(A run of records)
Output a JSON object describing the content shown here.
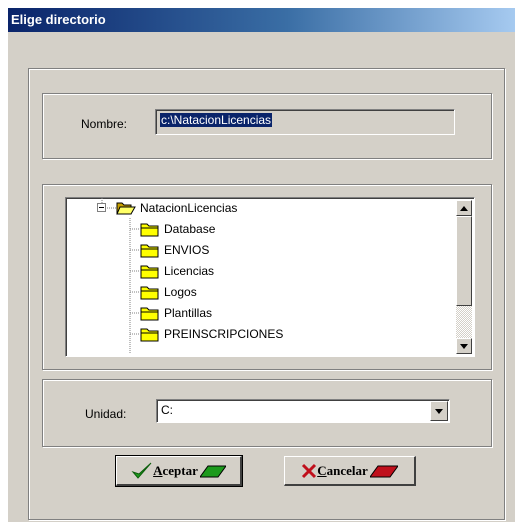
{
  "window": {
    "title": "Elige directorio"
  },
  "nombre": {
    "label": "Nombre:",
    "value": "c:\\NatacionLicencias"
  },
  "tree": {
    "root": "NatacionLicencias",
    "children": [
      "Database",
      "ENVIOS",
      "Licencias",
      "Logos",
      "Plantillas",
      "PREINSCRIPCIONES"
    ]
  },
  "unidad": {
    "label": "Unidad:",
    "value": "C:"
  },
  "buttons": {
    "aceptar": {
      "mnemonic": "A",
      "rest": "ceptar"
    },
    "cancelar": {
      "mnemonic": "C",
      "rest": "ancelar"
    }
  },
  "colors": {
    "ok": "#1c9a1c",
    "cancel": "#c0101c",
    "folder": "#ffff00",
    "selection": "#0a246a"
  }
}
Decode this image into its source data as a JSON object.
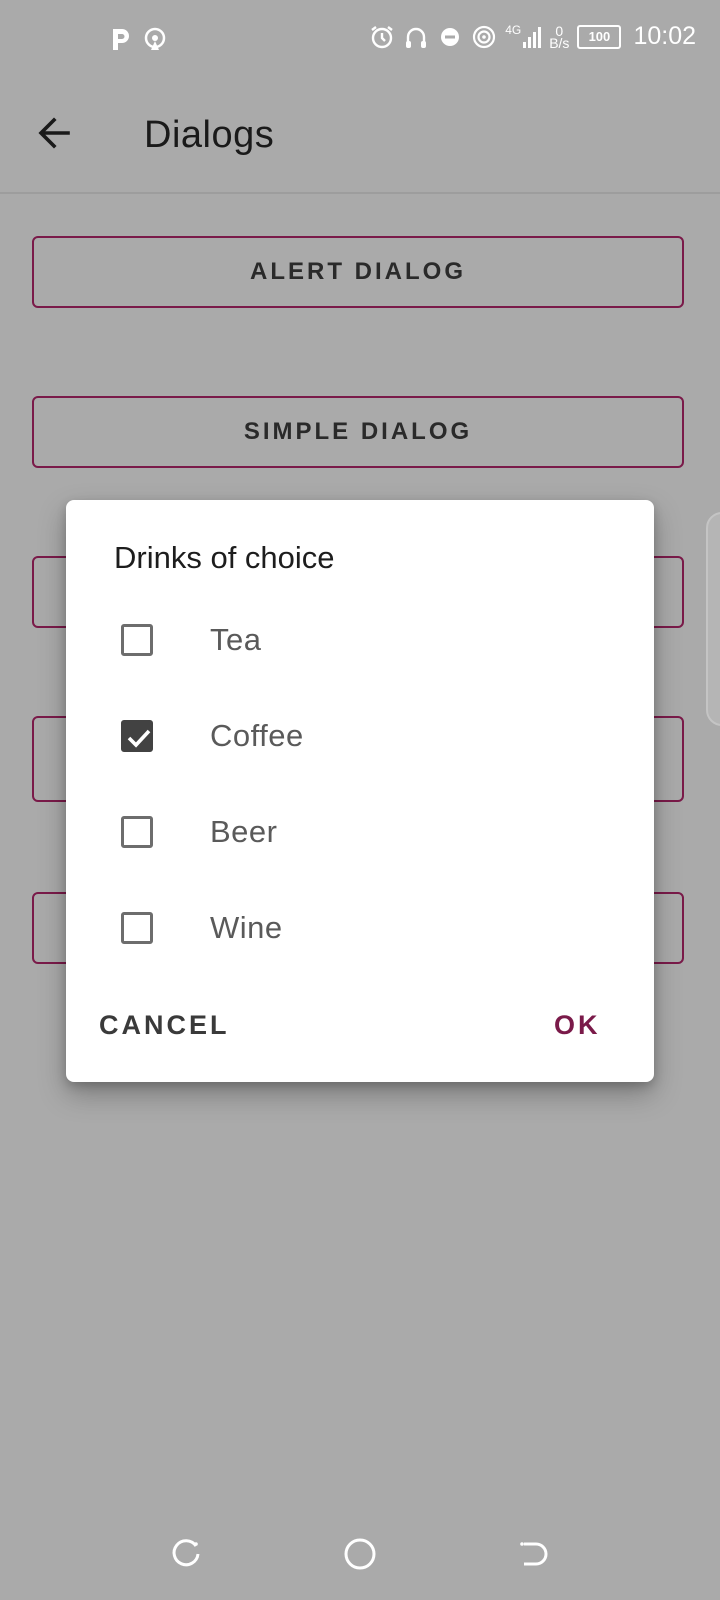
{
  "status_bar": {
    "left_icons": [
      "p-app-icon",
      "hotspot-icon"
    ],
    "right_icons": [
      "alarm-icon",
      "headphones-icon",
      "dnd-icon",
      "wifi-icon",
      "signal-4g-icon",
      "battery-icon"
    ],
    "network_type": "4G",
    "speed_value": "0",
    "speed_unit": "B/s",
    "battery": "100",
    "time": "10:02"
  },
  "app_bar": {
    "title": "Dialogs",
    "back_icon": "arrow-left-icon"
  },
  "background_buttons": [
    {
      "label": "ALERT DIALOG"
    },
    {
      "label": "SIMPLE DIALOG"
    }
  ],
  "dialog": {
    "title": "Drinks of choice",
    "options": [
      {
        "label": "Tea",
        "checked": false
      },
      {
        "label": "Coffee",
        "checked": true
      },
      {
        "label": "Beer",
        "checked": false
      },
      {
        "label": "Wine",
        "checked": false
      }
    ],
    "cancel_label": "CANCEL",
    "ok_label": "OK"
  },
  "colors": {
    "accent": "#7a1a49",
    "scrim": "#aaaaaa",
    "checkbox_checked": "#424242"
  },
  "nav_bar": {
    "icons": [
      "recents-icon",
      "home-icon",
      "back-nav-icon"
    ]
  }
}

The exercise: Every record is to be reproduced exactly, with no pictures included.

The reply:
Output a JSON object describing the content shown here.
{
  "window": {
    "title": "Elige directorio"
  },
  "nombre": {
    "label": "Nombre:",
    "value": "c:\\NatacionLicencias"
  },
  "tree": {
    "root": "NatacionLicencias",
    "children": [
      "Database",
      "ENVIOS",
      "Licencias",
      "Logos",
      "Plantillas",
      "PREINSCRIPCIONES"
    ]
  },
  "unidad": {
    "label": "Unidad:",
    "value": "C:"
  },
  "buttons": {
    "aceptar": {
      "mnemonic": "A",
      "rest": "ceptar"
    },
    "cancelar": {
      "mnemonic": "C",
      "rest": "ancelar"
    }
  },
  "colors": {
    "ok": "#1c9a1c",
    "cancel": "#c0101c",
    "folder": "#ffff00",
    "selection": "#0a246a"
  }
}
Decode this image into its source data as a JSON object.
{
  "status_bar": {
    "left_icons": [
      "p-app-icon",
      "hotspot-icon"
    ],
    "right_icons": [
      "alarm-icon",
      "headphones-icon",
      "dnd-icon",
      "wifi-icon",
      "signal-4g-icon",
      "battery-icon"
    ],
    "network_type": "4G",
    "speed_value": "0",
    "speed_unit": "B/s",
    "battery": "100",
    "time": "10:02"
  },
  "app_bar": {
    "title": "Dialogs",
    "back_icon": "arrow-left-icon"
  },
  "background_buttons": [
    {
      "label": "ALERT DIALOG"
    },
    {
      "label": "SIMPLE DIALOG"
    }
  ],
  "dialog": {
    "title": "Drinks of choice",
    "options": [
      {
        "label": "Tea",
        "checked": false
      },
      {
        "label": "Coffee",
        "checked": true
      },
      {
        "label": "Beer",
        "checked": false
      },
      {
        "label": "Wine",
        "checked": false
      }
    ],
    "cancel_label": "CANCEL",
    "ok_label": "OK"
  },
  "colors": {
    "accent": "#7a1a49",
    "scrim": "#aaaaaa",
    "checkbox_checked": "#424242"
  },
  "nav_bar": {
    "icons": [
      "recents-icon",
      "home-icon",
      "back-nav-icon"
    ]
  }
}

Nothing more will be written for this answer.